* _SET TASK_
Return a copy of each line that holds the string "Pule".

* _Extracted data entries_

□ □ □ □ □

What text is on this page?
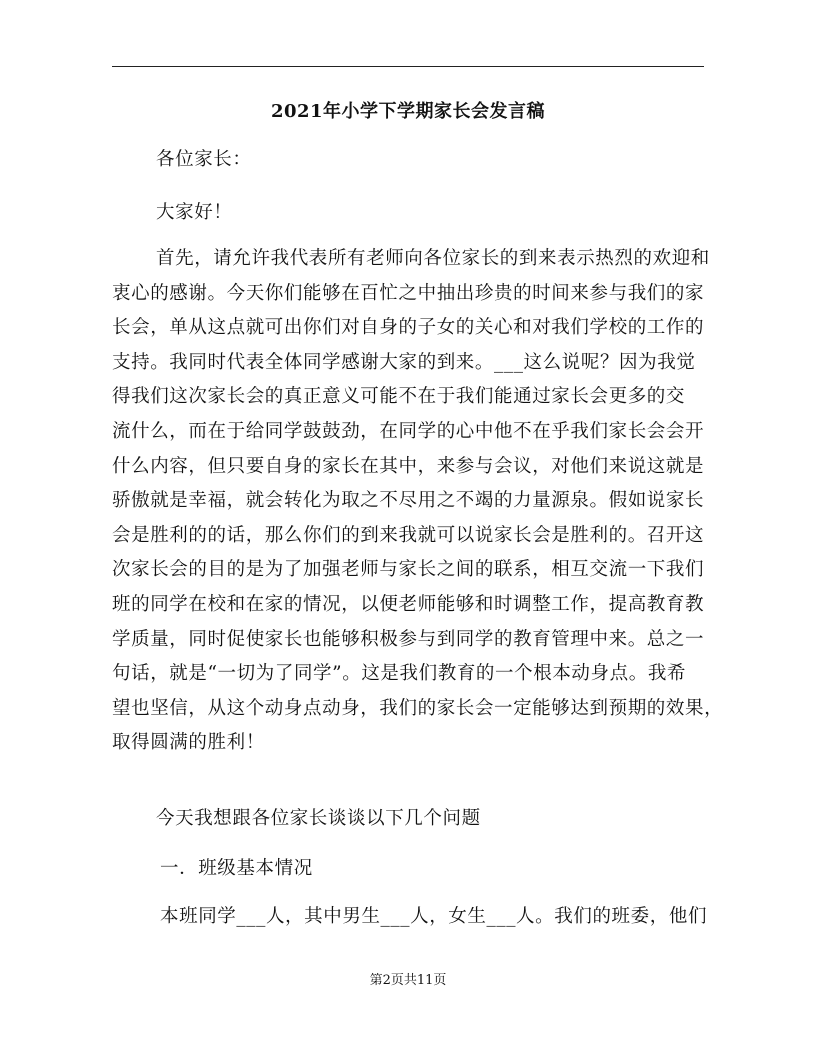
2021年小学下学期家长会发言稿

各位家长：

大家好！

首先，请允许我代表所有老师向各位家长的到来表示热烈的欢迎和
衷心的感谢。今天你们能够在百忙之中抽出珍贵的时间来参与我们的家
长会，单从这点就可出你们对自身的子女的关心和对我们学校的工作的
支持。我同时代表全体同学感谢大家的到来。___这么说呢？因为我觉
得我们这次家长会的真正意义可能不在于我们能通过家长会更多的交
流什么，而在于给同学鼓鼓劲，在同学的心中他不在乎我们家长会会开
什么内容，但只要自身的家长在其中，来参与会议，对他们来说这就是
骄傲就是幸福，就会转化为取之不尽用之不竭的力量源泉。假如说家长
会是胜利的的话，那么你们的到来我就可以说家长会是胜利的。召开这
次家长会的目的是为了加强老师与家长之间的联系，相互交流一下我们
班的同学在校和在家的情况，以便老师能够和时调整工作，提高教育教
学质量，同时促使家长也能够积极参与到同学的教育管理中来。总之一
句话，就是“一切为了同学”。这是我们教育的一个根本动身点。我希
望也坚信，从这个动身点动身，我们的家长会一定能够达到预期的效果，
取得圆满的胜利！

今天我想跟各位家长谈谈以下几个问题

一．班级基本情况

本班同学___人，其中男生___人，女生___人。我们的班委，他们

第2页共11页
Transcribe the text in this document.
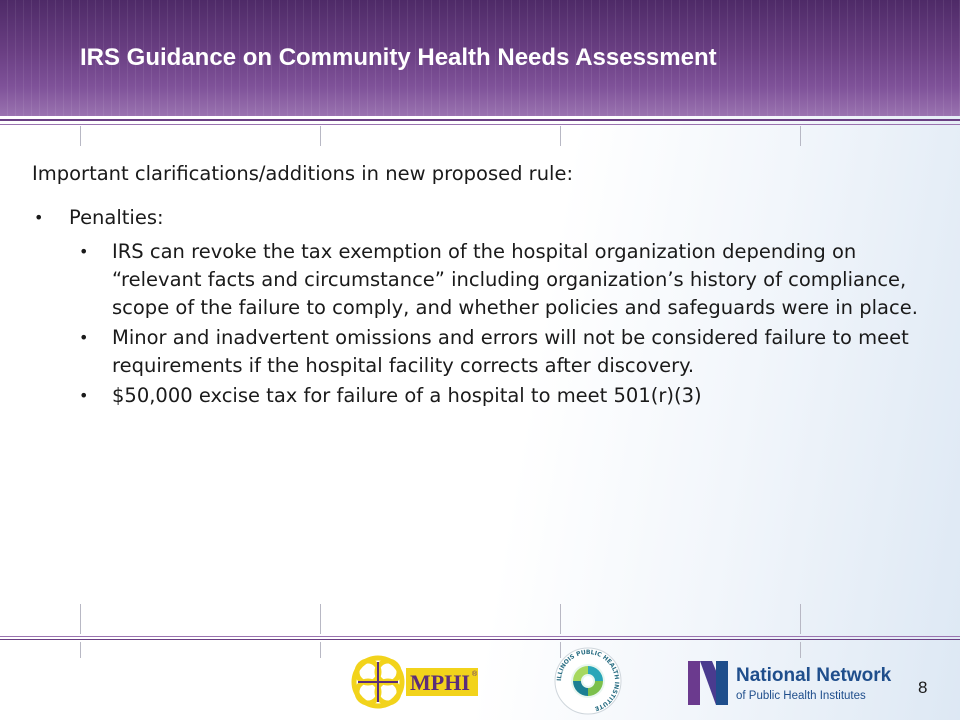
IRS Guidance on Community Health Needs Assessment

Important clarifications/additions in new proposed rule:

• Penalties:
• IRS can revoke the tax exemption of the hospital organization depending on “relevant facts and circumstance” including organization’s history of compliance, scope of the failure to comply, and whether policies and safeguards were in place.
• Minor and inadvertent omissions and errors will not be considered failure to meet requirements if the hospital facility corrects after discovery.
• $50,000 excise tax for failure of a hospital to meet 501(r)(3)
MPHI ®
ILLINOIS PUBLIC HEALTH INSTITUTE
National Network
of Public Health Institutes	8
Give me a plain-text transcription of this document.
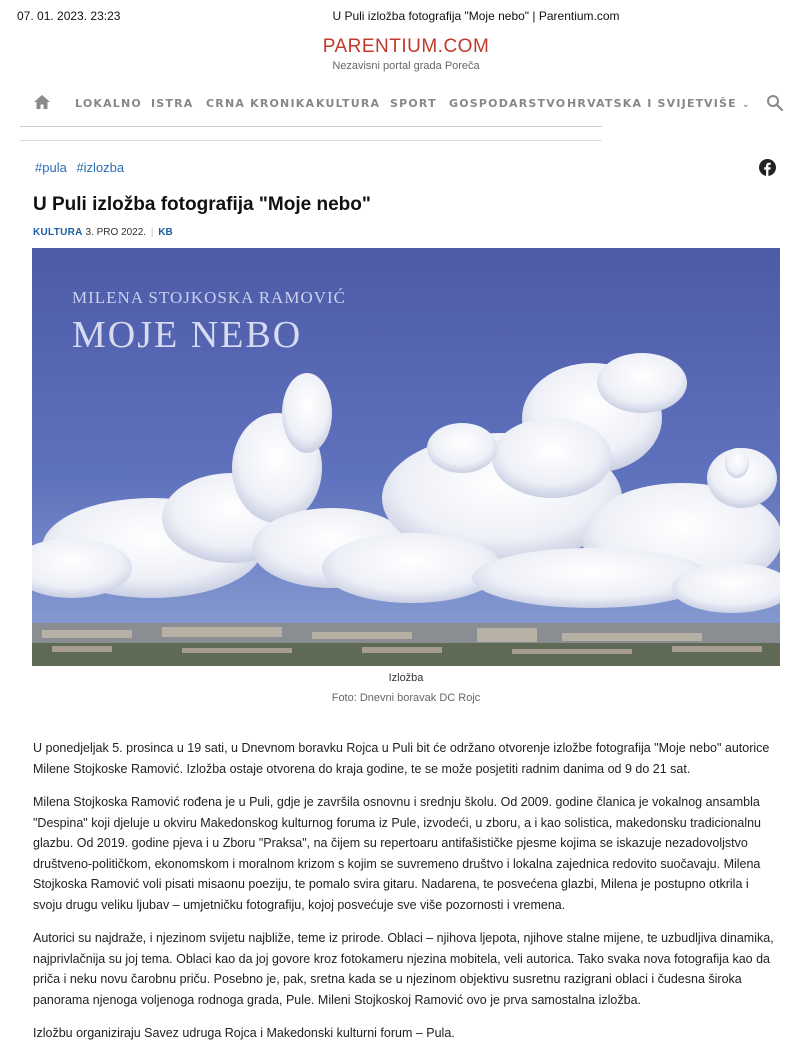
07. 01. 2023. 23:23	U Puli izložba fotografija "Moje nebo" | Parentium.com
PARENTIUM.COM
Nezavisni portal grada Poreča
LOKALNO ISTRA CRNA KRONIKA KULTURA SPORT GOSPODARSTVO HRVATSKA I SVIJET VIŠE ⌄
#pula #izlozba
U Puli izložba fotografija "Moje nebo"
KULTURA 3. PRO 2022. | KB
MILENA STOJKOSKA RAMOVIĆ
MOJE NEBO
Izložba
Foto: Dnevni boravak DC Rojc

U ponedjeljak 5. prosinca u 19 sati, u Dnevnom boravku Rojca u Puli bit će održano otvorenje izložbe fotografija "Moje nebo" autorice Milene Stojkoske Ramović. Izložba ostaje otvorena do kraja godine, te se može posjetiti radnim danima od 9 do 21 sat.

Milena Stojkoska Ramović rođena je u Puli, gdje je završila osnovnu i srednju školu. Od 2009. godine članica je vokalnog ansambla "Despina" koji djeluje u okviru Makedonskog kulturnog foruma iz Pule, izvodeći, u zboru, a i kao solistica, makedonsku tradicionalnu glazbu. Od 2019. godine pjeva i u Zboru "Praksa", na čijem su repertoaru antifašističke pjesme kojima se iskazuje nezadovoljstvo društveno-političkom, ekonomskom i moralnom krizom s kojim se suvremeno društvo i lokalna zajednica redovito suočavaju. Milena Stojkoska Ramović voli pisati misaonu poeziju, te pomalo svira gitaru. Nadarena, te posvećena glazbi, Milena je postupno otkrila i svoju drugu veliku ljubav – umjetničku fotografiju, kojoj posvećuje sve više pozornosti i vremena.

Autorici su najdraže, i njezinom svijetu najbliže, teme iz prirode. Oblaci – njihova ljepota, njihove stalne mijene, te uzbudljiva dinamika, najprivlačnija su joj tema. Oblaci kao da joj govore kroz fotokameru njezina mobitela, veli autorica. Tako svaka nova fotografija kao da priča i neku novu čarobnu priču. Posebno je, pak, sretna kada se u njezinom objektivu susretnu razigrani oblaci i čudesna široka panorama njenoga voljenoga rodnoga grada, Pule. Mileni Stojkoskoj Ramović ovo je prva samostalna izložba.

Izložbu organiziraju Savez udruga Rojca i Makedonski kulturni forum – Pula.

□ □ □ □ □

* _THE OUTPUT_
Milena Stojkoska Ramović rođena je u Puli, gdje je završila osnovnu i srednju školu. Od 2009. godine članica je vokalnog ansambla "Despina" koji djeluje u okviru Makedonskog kulturnog foruma iz Pule, izvodeći, u zboru, a i kao solistica, makedonsku tradicionalnu glazbu. Od 2019. godine pjeva i u Zboru "Praksa", na čijem su repertoaru antifašističke pjesme kojima se iskazuje nezadovoljstvo društveno-političkom, ekonomskom i moralnom krizom s kojim se suvremeno društvo i lokalna zajednica redovito suočavaju. Milena Stojkoska Ramović voli pisati misaonu poeziju, te pomalo svira gitaru. Nadarena, te posvećena glazbi, Milena je postupno otkrila i svoju drugu veliku ljubav – umjetničku fotografiju, kojoj posvećuje sve više pozornosti i vremena.
Autorici su najdraže, i njezinom svijetu najbliže, teme iz prirode. Oblaci – njihova ljepota, njihove stalne mijene, te uzbudljiva dinamika, najprivlačnija su joj tema. Oblaci kao da joj govore kroz fotokameru njezina mobitela, veli autorica. Tako svaka nova fotografija kao da priča i neku novu čarobnu priču. Posebno je, pak, sretna kada se u njezinom objektivu susretnu razigrani oblaci i čudesna široka panorama njenoga voljenoga rodnoga grada, Pule. Mileni Stojkoskoj Ramović ovo je prva samostalna izložba.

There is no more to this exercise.